Each line of the listing must be transcribed exactly, except for the images, which should be excluded.

--------------------------------

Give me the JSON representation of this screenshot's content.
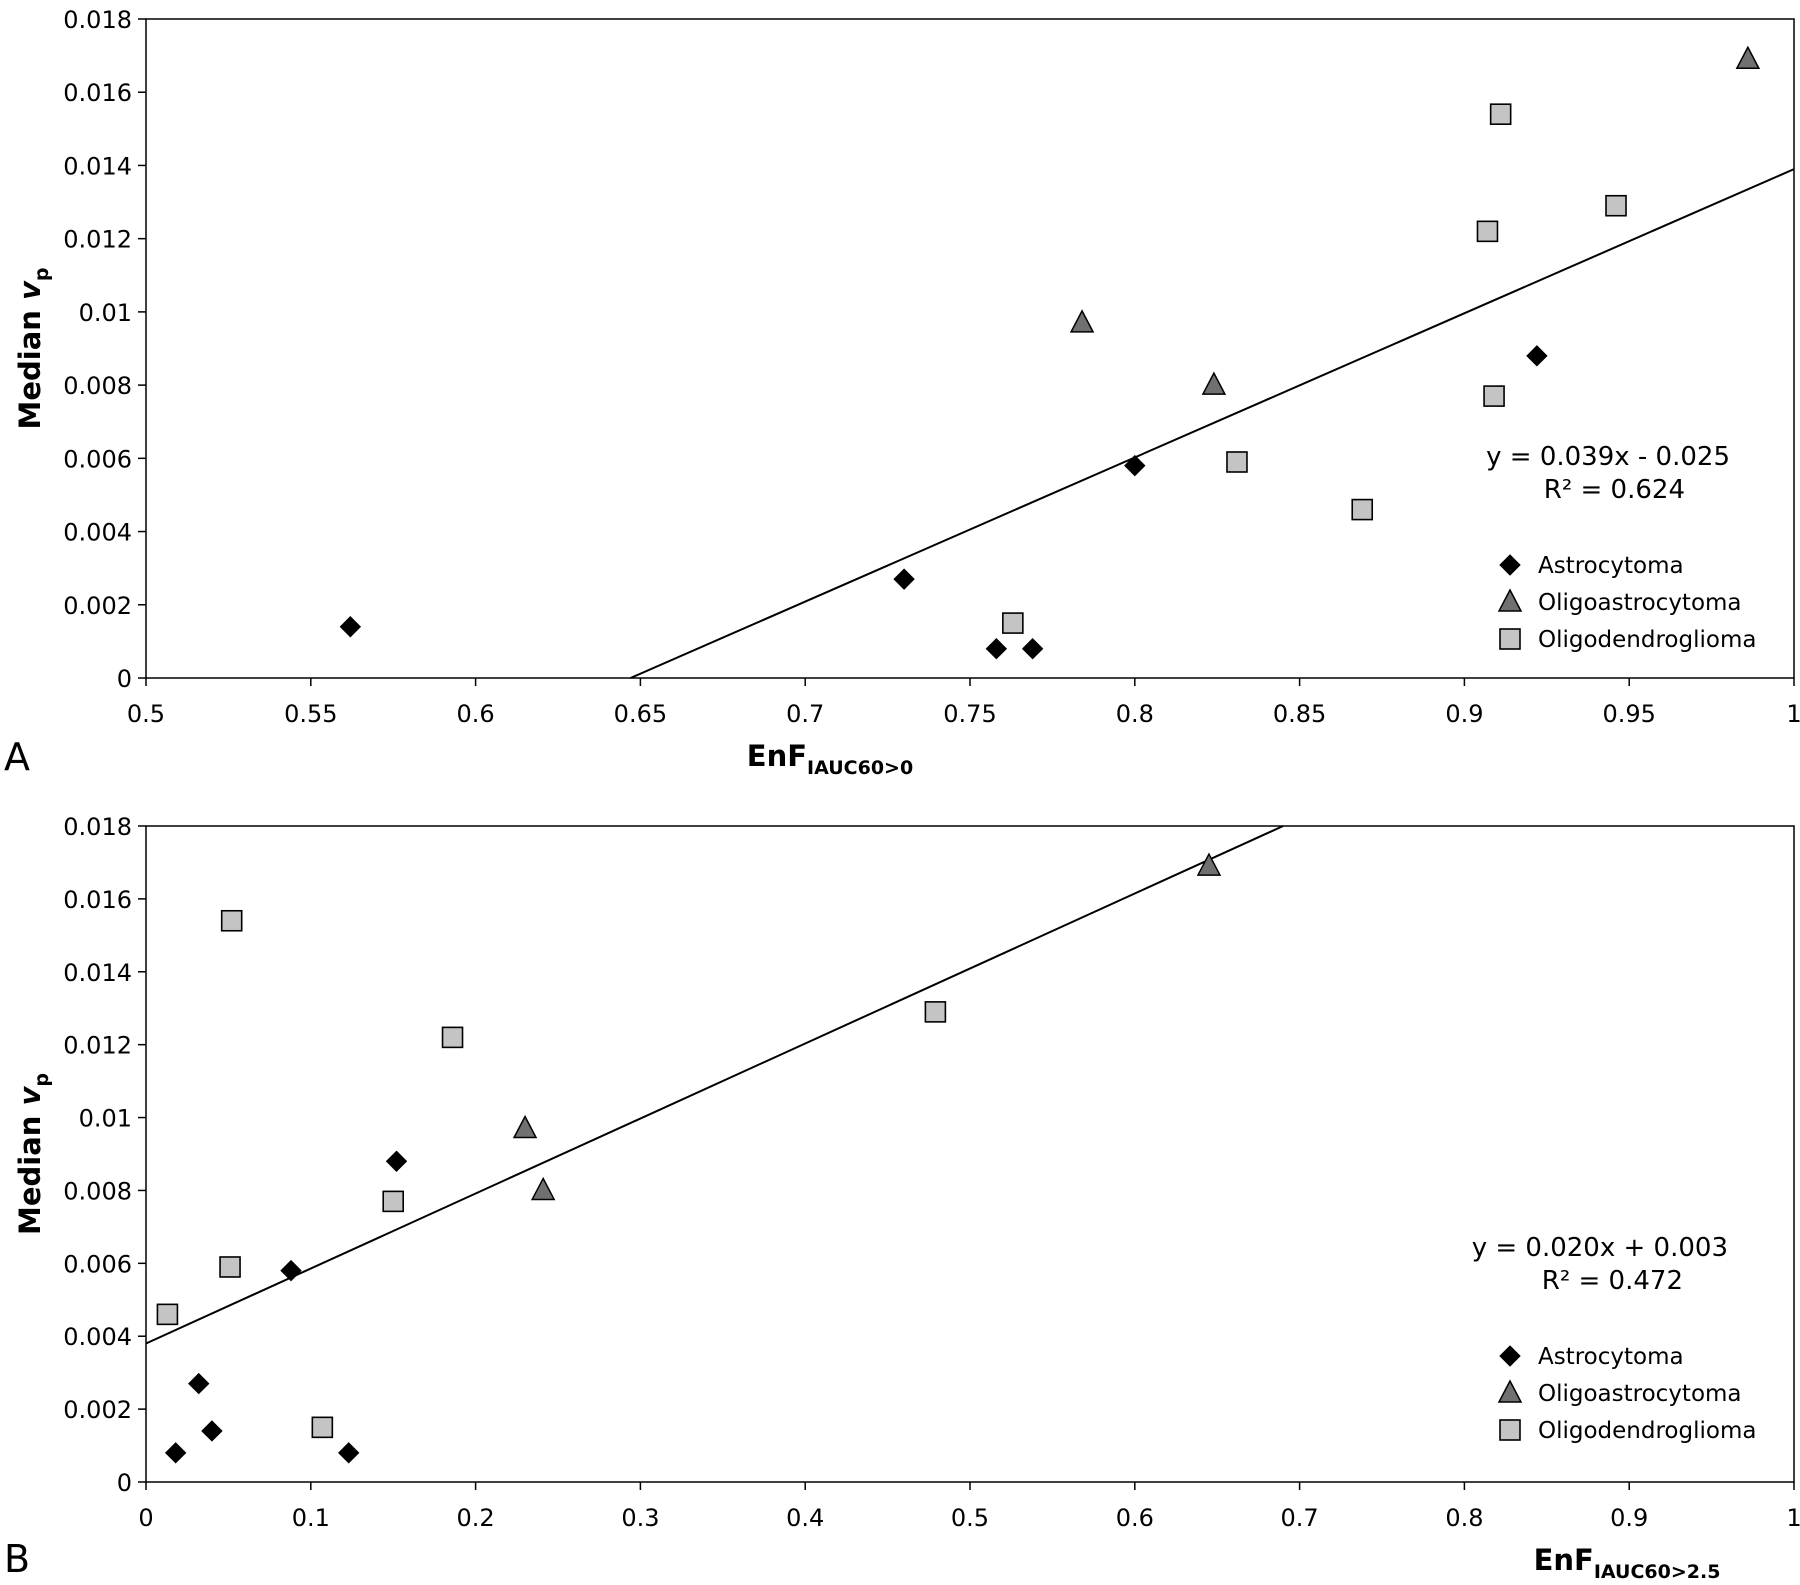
{
  "colors": {
    "Astrocytoma": "#000000",
    "Oligoastrocytoma": "#707070",
    "Oligodendroglioma": "#c4c4c4"
  },
  "chart_data": [
    {
      "panel": "A",
      "type": "scatter",
      "xlabel": "EnF",
      "xlabel_sub": "IAUC60>0",
      "ylabel": "Median ",
      "ylabel_var": "v",
      "ylabel_sub": "p",
      "xlim": [
        0.5,
        1
      ],
      "ylim": [
        0,
        0.018
      ],
      "xticks": [
        0.5,
        0.55,
        0.6,
        0.65,
        0.7,
        0.75,
        0.8,
        0.85,
        0.9,
        0.95,
        1
      ],
      "xtick_labels": [
        "0.5",
        "0.55",
        "0.6",
        "0.65",
        "0.7",
        "0.75",
        "0.8",
        "0.85",
        "0.9",
        "0.95",
        "1"
      ],
      "yticks": [
        0,
        0.002,
        0.004,
        0.006,
        0.008,
        0.01,
        0.012,
        0.014,
        0.016,
        0.018
      ],
      "ytick_labels": [
        "0",
        "0.002",
        "0.004",
        "0.006",
        "0.008",
        "0.01",
        "0.012",
        "0.014",
        "0.016",
        "0.018"
      ],
      "grid": false,
      "legend_position": "bottom-right",
      "series": [
        {
          "name": "Astrocytoma",
          "marker": "diamond",
          "points": [
            [
              0.562,
              0.0014
            ],
            [
              0.73,
              0.0027
            ],
            [
              0.758,
              0.0008
            ],
            [
              0.769,
              0.0008
            ],
            [
              0.8,
              0.0058
            ],
            [
              0.922,
              0.0088
            ]
          ]
        },
        {
          "name": "Oligoastrocytoma",
          "marker": "triangle",
          "points": [
            [
              0.784,
              0.0097
            ],
            [
              0.824,
              0.008
            ],
            [
              0.986,
              0.0169
            ]
          ]
        },
        {
          "name": "Oligodendroglioma",
          "marker": "square",
          "points": [
            [
              0.763,
              0.0015
            ],
            [
              0.831,
              0.0059
            ],
            [
              0.869,
              0.0046
            ],
            [
              0.907,
              0.0122
            ],
            [
              0.909,
              0.0077
            ],
            [
              0.911,
              0.0154
            ],
            [
              0.946,
              0.0129
            ]
          ]
        }
      ],
      "trendline": {
        "x": [
          0.647,
          1
        ],
        "y": [
          0,
          0.0139
        ]
      },
      "equation": "y = 0.039x - 0.025",
      "r2": "R² = 0.624"
    },
    {
      "panel": "B",
      "type": "scatter",
      "xlabel": "EnF",
      "xlabel_sub": "IAUC60>2.5",
      "ylabel": "Median ",
      "ylabel_var": "v",
      "ylabel_sub": "p",
      "xlim": [
        0,
        1
      ],
      "ylim": [
        0,
        0.018
      ],
      "xticks": [
        0,
        0.1,
        0.2,
        0.3,
        0.4,
        0.5,
        0.6,
        0.7,
        0.8,
        0.9,
        1
      ],
      "xtick_labels": [
        "0",
        "0.1",
        "0.2",
        "0.3",
        "0.4",
        "0.5",
        "0.6",
        "0.7",
        "0.8",
        "0.9",
        "1"
      ],
      "yticks": [
        0,
        0.002,
        0.004,
        0.006,
        0.008,
        0.01,
        0.012,
        0.014,
        0.016,
        0.018
      ],
      "ytick_labels": [
        "0",
        "0.002",
        "0.004",
        "0.006",
        "0.008",
        "0.01",
        "0.012",
        "0.014",
        "0.016",
        "0.018"
      ],
      "grid": false,
      "legend_position": "bottom-right",
      "series": [
        {
          "name": "Astrocytoma",
          "marker": "diamond",
          "points": [
            [
              0.018,
              0.0008
            ],
            [
              0.032,
              0.0027
            ],
            [
              0.04,
              0.0014
            ],
            [
              0.088,
              0.0058
            ],
            [
              0.123,
              0.0008
            ],
            [
              0.152,
              0.0088
            ]
          ]
        },
        {
          "name": "Oligoastrocytoma",
          "marker": "triangle",
          "points": [
            [
              0.23,
              0.0097
            ],
            [
              0.241,
              0.008
            ],
            [
              0.645,
              0.0169
            ]
          ]
        },
        {
          "name": "Oligodendroglioma",
          "marker": "square",
          "points": [
            [
              0.013,
              0.0046
            ],
            [
              0.051,
              0.0059
            ],
            [
              0.052,
              0.0154
            ],
            [
              0.107,
              0.0015
            ],
            [
              0.15,
              0.0077
            ],
            [
              0.186,
              0.0122
            ],
            [
              0.479,
              0.0129
            ]
          ]
        }
      ],
      "trendline": {
        "x": [
          0,
          0.69
        ],
        "y": [
          0.0038,
          0.018
        ]
      },
      "equation": "y = 0.020x + 0.003",
      "r2": "R² = 0.472"
    }
  ]
}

--------------------------------

● **Output of the exercise**:
Give me the JSON representation of this screenshot's content.
{
  "colors": {
    "Astrocytoma": "#000000",
    "Oligoastrocytoma": "#707070",
    "Oligodendroglioma": "#c4c4c4"
  },
  "chart_data": [
    {
      "panel": "A",
      "type": "scatter",
      "xlabel": "EnF",
      "xlabel_sub": "IAUC60>0",
      "ylabel": "Median ",
      "ylabel_var": "v",
      "ylabel_sub": "p",
      "xlim": [
        0.5,
        1
      ],
      "ylim": [
        0,
        0.018
      ],
      "xticks": [
        0.5,
        0.55,
        0.6,
        0.65,
        0.7,
        0.75,
        0.8,
        0.85,
        0.9,
        0.95,
        1
      ],
      "xtick_labels": [
        "0.5",
        "0.55",
        "0.6",
        "0.65",
        "0.7",
        "0.75",
        "0.8",
        "0.85",
        "0.9",
        "0.95",
        "1"
      ],
      "yticks": [
        0,
        0.002,
        0.004,
        0.006,
        0.008,
        0.01,
        0.012,
        0.014,
        0.016,
        0.018
      ],
      "ytick_labels": [
        "0",
        "0.002",
        "0.004",
        "0.006",
        "0.008",
        "0.01",
        "0.012",
        "0.014",
        "0.016",
        "0.018"
      ],
      "grid": false,
      "legend_position": "bottom-right",
      "series": [
        {
          "name": "Astrocytoma",
          "marker": "diamond",
          "points": [
            [
              0.562,
              0.0014
            ],
            [
              0.73,
              0.0027
            ],
            [
              0.758,
              0.0008
            ],
            [
              0.769,
              0.0008
            ],
            [
              0.8,
              0.0058
            ],
            [
              0.922,
              0.0088
            ]
          ]
        },
        {
          "name": "Oligoastrocytoma",
          "marker": "triangle",
          "points": [
            [
              0.784,
              0.0097
            ],
            [
              0.824,
              0.008
            ],
            [
              0.986,
              0.0169
            ]
          ]
        },
        {
          "name": "Oligodendroglioma",
          "marker": "square",
          "points": [
            [
              0.763,
              0.0015
            ],
            [
              0.831,
              0.0059
            ],
            [
              0.869,
              0.0046
            ],
            [
              0.907,
              0.0122
            ],
            [
              0.909,
              0.0077
            ],
            [
              0.911,
              0.0154
            ],
            [
              0.946,
              0.0129
            ]
          ]
        }
      ],
      "trendline": {
        "x": [
          0.647,
          1
        ],
        "y": [
          0,
          0.0139
        ]
      },
      "equation": "y = 0.039x - 0.025",
      "r2": "R² = 0.624"
    },
    {
      "panel": "B",
      "type": "scatter",
      "xlabel": "EnF",
      "xlabel_sub": "IAUC60>2.5",
      "ylabel": "Median ",
      "ylabel_var": "v",
      "ylabel_sub": "p",
      "xlim": [
        0,
        1
      ],
      "ylim": [
        0,
        0.018
      ],
      "xticks": [
        0,
        0.1,
        0.2,
        0.3,
        0.4,
        0.5,
        0.6,
        0.7,
        0.8,
        0.9,
        1
      ],
      "xtick_labels": [
        "0",
        "0.1",
        "0.2",
        "0.3",
        "0.4",
        "0.5",
        "0.6",
        "0.7",
        "0.8",
        "0.9",
        "1"
      ],
      "yticks": [
        0,
        0.002,
        0.004,
        0.006,
        0.008,
        0.01,
        0.012,
        0.014,
        0.016,
        0.018
      ],
      "ytick_labels": [
        "0",
        "0.002",
        "0.004",
        "0.006",
        "0.008",
        "0.01",
        "0.012",
        "0.014",
        "0.016",
        "0.018"
      ],
      "grid": false,
      "legend_position": "bottom-right",
      "series": [
        {
          "name": "Astrocytoma",
          "marker": "diamond",
          "points": [
            [
              0.018,
              0.0008
            ],
            [
              0.032,
              0.0027
            ],
            [
              0.04,
              0.0014
            ],
            [
              0.088,
              0.0058
            ],
            [
              0.123,
              0.0008
            ],
            [
              0.152,
              0.0088
            ]
          ]
        },
        {
          "name": "Oligoastrocytoma",
          "marker": "triangle",
          "points": [
            [
              0.23,
              0.0097
            ],
            [
              0.241,
              0.008
            ],
            [
              0.645,
              0.0169
            ]
          ]
        },
        {
          "name": "Oligodendroglioma",
          "marker": "square",
          "points": [
            [
              0.013,
              0.0046
            ],
            [
              0.051,
              0.0059
            ],
            [
              0.052,
              0.0154
            ],
            [
              0.107,
              0.0015
            ],
            [
              0.15,
              0.0077
            ],
            [
              0.186,
              0.0122
            ],
            [
              0.479,
              0.0129
            ]
          ]
        }
      ],
      "trendline": {
        "x": [
          0,
          0.69
        ],
        "y": [
          0.0038,
          0.018
        ]
      },
      "equation": "y = 0.020x + 0.003",
      "r2": "R² = 0.472"
    }
  ]
}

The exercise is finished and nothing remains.